[Annotated region listings]
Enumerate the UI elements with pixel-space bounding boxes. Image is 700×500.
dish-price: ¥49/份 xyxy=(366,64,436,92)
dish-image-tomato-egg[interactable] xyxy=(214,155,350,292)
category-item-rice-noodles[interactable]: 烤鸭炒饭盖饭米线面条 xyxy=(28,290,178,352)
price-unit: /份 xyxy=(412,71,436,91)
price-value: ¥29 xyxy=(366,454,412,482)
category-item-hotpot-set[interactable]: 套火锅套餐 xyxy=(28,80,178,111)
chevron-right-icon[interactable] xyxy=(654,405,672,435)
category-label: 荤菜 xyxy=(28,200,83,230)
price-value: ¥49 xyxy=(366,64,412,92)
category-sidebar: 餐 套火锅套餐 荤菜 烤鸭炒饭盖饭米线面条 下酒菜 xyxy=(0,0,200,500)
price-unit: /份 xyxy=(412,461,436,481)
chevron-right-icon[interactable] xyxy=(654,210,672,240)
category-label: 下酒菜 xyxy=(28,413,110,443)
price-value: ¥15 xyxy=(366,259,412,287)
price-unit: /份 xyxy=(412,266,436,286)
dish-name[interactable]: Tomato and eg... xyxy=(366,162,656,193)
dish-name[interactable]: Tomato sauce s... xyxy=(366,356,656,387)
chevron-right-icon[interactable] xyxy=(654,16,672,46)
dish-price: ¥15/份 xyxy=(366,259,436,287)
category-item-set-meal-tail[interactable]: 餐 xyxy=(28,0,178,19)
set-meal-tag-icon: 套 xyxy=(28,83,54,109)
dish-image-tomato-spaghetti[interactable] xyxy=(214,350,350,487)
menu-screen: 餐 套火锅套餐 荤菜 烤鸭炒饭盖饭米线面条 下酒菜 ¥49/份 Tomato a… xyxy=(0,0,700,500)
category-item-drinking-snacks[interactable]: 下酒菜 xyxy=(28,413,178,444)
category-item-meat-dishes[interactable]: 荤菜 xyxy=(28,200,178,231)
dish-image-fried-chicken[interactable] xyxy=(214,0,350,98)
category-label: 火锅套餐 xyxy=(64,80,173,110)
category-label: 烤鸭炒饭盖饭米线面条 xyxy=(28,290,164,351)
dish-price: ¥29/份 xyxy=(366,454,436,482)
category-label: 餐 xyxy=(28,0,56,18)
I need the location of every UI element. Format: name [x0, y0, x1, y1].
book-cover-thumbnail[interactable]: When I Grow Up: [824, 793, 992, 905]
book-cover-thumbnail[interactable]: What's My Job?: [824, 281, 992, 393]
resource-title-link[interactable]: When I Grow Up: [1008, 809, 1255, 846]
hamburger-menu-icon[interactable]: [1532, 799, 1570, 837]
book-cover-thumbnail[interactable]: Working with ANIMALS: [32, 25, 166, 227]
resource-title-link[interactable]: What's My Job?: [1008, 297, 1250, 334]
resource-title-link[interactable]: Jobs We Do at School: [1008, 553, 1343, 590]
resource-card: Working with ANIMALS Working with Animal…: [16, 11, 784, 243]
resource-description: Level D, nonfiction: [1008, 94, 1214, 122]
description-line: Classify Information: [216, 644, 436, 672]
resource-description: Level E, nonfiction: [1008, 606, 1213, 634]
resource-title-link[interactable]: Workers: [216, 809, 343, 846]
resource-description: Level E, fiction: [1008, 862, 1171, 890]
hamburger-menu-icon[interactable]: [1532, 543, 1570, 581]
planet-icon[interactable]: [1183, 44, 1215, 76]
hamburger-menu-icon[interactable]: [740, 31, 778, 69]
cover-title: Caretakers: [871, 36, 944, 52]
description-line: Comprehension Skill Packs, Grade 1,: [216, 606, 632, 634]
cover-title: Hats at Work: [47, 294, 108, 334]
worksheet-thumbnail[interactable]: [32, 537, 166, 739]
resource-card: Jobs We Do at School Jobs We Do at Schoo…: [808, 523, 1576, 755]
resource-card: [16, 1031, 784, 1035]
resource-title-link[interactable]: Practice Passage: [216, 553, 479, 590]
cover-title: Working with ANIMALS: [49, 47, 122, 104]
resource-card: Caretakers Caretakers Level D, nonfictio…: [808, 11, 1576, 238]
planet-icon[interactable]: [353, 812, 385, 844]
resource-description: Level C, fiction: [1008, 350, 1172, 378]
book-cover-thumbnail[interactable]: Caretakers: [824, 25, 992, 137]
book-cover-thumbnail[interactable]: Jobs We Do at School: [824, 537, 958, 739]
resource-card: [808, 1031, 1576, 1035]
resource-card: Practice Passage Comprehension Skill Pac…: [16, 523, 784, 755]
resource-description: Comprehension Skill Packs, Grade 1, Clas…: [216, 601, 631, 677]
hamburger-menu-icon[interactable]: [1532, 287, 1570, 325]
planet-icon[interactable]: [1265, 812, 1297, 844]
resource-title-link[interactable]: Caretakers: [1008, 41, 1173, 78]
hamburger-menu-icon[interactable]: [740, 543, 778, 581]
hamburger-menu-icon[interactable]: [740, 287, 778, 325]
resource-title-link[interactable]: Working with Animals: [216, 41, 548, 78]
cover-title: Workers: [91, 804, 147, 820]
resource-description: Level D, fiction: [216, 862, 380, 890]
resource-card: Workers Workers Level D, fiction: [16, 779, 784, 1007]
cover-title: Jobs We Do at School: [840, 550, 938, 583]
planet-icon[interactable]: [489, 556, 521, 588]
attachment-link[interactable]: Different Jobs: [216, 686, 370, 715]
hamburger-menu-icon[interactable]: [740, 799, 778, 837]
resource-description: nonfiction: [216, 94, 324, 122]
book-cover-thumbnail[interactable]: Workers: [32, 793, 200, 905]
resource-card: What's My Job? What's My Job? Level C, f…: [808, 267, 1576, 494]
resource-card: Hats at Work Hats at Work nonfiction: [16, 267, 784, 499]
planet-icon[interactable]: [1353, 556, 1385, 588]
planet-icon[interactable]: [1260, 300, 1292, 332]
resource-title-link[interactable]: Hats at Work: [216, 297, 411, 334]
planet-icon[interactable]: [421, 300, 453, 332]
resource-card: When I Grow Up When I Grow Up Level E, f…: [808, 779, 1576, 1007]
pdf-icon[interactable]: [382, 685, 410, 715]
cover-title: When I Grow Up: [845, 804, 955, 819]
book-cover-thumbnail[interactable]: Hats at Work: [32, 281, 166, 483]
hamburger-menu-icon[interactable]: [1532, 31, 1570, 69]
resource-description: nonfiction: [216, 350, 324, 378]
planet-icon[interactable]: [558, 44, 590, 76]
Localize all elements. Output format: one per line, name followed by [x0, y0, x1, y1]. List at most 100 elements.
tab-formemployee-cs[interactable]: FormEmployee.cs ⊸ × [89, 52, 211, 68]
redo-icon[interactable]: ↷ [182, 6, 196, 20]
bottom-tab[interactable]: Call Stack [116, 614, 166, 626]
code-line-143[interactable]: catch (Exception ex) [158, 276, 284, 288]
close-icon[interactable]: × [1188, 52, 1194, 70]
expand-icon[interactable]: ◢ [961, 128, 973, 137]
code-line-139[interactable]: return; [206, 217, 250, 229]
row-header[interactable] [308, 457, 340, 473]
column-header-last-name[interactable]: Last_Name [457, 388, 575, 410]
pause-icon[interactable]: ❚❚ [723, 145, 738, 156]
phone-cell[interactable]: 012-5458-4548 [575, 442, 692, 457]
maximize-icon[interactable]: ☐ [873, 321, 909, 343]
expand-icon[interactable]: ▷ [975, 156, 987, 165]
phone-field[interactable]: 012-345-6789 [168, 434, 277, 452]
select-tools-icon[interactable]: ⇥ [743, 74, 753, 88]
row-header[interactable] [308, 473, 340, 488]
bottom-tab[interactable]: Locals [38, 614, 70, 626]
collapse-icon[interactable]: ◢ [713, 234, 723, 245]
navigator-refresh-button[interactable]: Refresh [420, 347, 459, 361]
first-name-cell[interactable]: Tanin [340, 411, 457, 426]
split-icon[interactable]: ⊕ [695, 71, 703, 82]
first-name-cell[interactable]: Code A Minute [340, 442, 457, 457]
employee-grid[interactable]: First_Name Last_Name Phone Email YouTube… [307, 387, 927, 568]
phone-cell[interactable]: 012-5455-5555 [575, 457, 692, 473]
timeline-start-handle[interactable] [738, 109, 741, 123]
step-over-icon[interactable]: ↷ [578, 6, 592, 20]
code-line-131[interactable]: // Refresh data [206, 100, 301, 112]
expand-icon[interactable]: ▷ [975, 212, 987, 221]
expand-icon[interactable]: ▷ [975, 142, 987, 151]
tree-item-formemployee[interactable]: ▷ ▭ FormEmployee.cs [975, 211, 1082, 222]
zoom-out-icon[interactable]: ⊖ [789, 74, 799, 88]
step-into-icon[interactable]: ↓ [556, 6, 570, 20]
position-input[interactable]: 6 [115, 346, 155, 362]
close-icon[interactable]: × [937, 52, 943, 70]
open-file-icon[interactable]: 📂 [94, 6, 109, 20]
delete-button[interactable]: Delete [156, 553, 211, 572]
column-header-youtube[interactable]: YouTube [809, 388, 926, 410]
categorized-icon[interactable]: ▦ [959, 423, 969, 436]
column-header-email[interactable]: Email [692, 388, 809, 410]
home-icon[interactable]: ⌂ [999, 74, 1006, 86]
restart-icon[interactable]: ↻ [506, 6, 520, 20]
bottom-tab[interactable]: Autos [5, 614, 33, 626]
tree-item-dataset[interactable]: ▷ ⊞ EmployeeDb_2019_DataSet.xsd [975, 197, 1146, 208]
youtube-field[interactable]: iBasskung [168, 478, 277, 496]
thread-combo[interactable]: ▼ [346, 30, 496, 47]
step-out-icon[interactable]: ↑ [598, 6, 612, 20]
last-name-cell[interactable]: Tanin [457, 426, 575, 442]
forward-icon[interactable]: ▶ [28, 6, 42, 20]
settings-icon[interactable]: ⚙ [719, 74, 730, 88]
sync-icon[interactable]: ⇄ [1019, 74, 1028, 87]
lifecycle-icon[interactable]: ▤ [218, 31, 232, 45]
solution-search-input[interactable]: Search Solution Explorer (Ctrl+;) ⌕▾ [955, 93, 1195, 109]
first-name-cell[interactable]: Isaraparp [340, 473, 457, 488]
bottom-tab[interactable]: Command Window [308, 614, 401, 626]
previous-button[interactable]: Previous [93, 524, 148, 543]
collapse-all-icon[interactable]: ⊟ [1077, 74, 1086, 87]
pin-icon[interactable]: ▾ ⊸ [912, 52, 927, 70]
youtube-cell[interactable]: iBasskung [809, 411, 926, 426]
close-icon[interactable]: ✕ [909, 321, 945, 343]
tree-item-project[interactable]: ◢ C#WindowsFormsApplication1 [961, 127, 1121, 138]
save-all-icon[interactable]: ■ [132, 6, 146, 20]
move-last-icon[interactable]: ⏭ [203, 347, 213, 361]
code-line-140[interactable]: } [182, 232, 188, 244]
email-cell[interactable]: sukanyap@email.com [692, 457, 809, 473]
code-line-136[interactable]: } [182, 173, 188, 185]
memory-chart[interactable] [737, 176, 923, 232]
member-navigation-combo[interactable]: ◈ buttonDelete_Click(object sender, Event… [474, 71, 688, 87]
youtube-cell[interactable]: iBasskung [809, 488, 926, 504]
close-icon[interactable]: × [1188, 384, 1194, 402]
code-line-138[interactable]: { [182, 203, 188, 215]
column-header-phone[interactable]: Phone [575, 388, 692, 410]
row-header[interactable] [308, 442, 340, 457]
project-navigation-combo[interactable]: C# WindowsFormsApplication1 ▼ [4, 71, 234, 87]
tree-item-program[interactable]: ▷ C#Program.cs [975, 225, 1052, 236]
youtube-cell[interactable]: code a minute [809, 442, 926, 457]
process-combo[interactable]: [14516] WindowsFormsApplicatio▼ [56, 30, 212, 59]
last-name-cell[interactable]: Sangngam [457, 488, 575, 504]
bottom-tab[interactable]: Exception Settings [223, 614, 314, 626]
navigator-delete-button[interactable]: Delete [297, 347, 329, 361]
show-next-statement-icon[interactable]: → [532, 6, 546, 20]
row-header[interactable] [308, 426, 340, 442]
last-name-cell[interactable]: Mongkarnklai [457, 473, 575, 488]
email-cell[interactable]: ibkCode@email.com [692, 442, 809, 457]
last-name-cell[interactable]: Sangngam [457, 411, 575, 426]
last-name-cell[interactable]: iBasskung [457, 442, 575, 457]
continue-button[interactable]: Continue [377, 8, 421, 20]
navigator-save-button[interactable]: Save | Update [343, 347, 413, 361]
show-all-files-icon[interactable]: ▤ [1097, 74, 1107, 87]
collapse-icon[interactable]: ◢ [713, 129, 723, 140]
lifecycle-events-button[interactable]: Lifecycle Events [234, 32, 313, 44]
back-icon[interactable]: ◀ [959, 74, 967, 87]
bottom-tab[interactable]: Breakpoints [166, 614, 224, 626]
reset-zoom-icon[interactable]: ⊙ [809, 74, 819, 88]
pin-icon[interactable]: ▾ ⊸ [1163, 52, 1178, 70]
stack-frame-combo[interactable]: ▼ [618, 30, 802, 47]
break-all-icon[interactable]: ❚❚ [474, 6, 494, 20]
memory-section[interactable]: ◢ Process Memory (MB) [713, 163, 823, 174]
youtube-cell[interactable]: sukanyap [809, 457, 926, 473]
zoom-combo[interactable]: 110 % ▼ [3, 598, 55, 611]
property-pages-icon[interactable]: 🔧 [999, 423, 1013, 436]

Problem requirements:
Render the records from their first line through the line containing "price-value: ¥49 xyxy=(366,64,412,92)" as a Markdown table with the columns "No." and "Entry", numbering each row and leaving out blank lines.

Exercise result:
| No. | Entry |
|---|---|
| 1 | Enumerate the UI elements with pixel-space bounding boxes. Image is 700×500. |
| 2 | dish-price: ¥49/份 xyxy=(366,64,436,92) |
| 3 | dish-image-tomato-egg[interactable] xyxy=(214,155,350,292) |
| 4 | category-item-rice-noodles[interactable]: 烤鸭炒饭盖饭米线面条 xyxy=(28,290,178,352) |
| 5 | price-unit: /份 xyxy=(412,71,436,91) |
| 6 | price-value: ¥29 xyxy=(366,454,412,482) |
| 7 | category-item-hotpot-set[interactable]: 套火锅套餐 xyxy=(28,80,178,111) |
| 8 | chevron-right-icon[interactable] xyxy=(654,405,672,435) |
| 9 | category-label: 荤菜 xyxy=(28,200,83,230) |
| 10 | price-value: ¥49 xyxy=(366,64,412,92) |